### Raw data:
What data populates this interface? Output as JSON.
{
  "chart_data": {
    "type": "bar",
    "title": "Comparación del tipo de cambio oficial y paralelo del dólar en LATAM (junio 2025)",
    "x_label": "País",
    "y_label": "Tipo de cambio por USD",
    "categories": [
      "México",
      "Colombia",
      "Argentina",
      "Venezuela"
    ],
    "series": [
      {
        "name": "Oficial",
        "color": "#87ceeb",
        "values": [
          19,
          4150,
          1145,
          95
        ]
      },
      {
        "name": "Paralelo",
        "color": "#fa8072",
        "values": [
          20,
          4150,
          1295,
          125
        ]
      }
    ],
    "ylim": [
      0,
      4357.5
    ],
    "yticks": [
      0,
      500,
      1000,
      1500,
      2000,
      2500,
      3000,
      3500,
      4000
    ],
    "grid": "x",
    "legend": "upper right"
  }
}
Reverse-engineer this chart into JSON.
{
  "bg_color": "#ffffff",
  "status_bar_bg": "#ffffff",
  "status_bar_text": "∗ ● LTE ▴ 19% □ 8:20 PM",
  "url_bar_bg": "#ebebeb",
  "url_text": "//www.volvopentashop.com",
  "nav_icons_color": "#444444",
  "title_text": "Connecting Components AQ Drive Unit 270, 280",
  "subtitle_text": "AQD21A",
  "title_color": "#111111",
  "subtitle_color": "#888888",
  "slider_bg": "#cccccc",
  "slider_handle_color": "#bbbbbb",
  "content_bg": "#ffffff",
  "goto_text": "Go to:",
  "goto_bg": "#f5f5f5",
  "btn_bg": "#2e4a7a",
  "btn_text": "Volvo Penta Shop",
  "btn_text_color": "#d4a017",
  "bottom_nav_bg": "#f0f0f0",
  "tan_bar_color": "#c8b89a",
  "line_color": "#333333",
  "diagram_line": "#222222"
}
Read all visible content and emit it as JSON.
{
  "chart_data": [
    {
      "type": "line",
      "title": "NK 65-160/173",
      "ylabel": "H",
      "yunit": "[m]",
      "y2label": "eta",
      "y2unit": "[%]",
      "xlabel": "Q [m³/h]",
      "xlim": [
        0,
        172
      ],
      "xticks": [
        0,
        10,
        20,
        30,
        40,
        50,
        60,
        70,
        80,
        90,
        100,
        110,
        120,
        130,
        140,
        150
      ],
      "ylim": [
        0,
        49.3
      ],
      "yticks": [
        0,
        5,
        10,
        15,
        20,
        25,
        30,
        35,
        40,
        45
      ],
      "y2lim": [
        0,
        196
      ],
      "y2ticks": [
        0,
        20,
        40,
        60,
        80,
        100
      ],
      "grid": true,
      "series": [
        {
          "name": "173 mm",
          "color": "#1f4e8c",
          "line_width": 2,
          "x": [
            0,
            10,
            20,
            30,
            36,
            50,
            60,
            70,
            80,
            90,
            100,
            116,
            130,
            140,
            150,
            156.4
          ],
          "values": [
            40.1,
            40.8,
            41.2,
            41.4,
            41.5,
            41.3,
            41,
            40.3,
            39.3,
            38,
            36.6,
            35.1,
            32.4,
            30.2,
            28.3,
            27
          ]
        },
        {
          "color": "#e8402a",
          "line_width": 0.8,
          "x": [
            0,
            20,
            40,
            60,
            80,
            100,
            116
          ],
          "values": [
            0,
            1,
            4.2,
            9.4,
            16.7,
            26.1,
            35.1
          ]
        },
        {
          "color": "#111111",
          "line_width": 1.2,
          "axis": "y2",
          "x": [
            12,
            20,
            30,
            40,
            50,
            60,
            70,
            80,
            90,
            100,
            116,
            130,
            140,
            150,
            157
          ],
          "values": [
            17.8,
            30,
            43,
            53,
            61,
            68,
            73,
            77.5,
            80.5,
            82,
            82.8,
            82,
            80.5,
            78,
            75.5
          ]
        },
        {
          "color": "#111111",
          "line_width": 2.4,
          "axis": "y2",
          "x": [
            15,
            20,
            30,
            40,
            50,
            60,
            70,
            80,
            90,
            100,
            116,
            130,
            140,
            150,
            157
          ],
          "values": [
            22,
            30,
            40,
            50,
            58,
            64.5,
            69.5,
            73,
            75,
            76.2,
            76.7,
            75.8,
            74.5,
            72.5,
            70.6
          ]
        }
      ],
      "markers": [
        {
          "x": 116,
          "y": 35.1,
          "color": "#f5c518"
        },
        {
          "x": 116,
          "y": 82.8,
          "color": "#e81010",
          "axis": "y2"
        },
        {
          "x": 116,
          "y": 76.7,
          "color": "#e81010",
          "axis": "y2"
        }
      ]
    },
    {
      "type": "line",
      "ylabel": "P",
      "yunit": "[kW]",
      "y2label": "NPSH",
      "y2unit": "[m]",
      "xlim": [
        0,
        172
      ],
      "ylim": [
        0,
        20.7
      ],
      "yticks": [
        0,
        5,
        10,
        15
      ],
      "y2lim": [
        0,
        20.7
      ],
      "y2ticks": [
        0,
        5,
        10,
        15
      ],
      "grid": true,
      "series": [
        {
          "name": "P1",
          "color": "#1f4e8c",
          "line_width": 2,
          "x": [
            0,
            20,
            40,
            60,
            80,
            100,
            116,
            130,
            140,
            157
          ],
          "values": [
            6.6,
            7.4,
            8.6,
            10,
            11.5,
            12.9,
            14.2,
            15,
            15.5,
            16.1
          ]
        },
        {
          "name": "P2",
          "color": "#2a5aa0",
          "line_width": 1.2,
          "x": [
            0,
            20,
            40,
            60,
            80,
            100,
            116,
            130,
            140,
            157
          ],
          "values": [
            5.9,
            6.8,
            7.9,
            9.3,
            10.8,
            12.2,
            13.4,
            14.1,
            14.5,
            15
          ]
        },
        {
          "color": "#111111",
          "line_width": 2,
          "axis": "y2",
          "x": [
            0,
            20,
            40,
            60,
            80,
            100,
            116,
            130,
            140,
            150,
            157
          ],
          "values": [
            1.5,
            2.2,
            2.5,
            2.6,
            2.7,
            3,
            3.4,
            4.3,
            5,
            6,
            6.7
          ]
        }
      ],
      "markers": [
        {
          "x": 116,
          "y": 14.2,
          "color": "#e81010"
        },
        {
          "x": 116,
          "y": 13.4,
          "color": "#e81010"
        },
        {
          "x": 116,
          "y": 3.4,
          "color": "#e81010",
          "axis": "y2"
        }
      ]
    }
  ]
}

### What needs to be done:
Scan the material above. Copy each line that holds the word "name".

### Exercise result:
        "name": "Oficial",
        "name": "Paralelo",
          "name": "173 mm",
          "name": "P1",
          "name": "P2",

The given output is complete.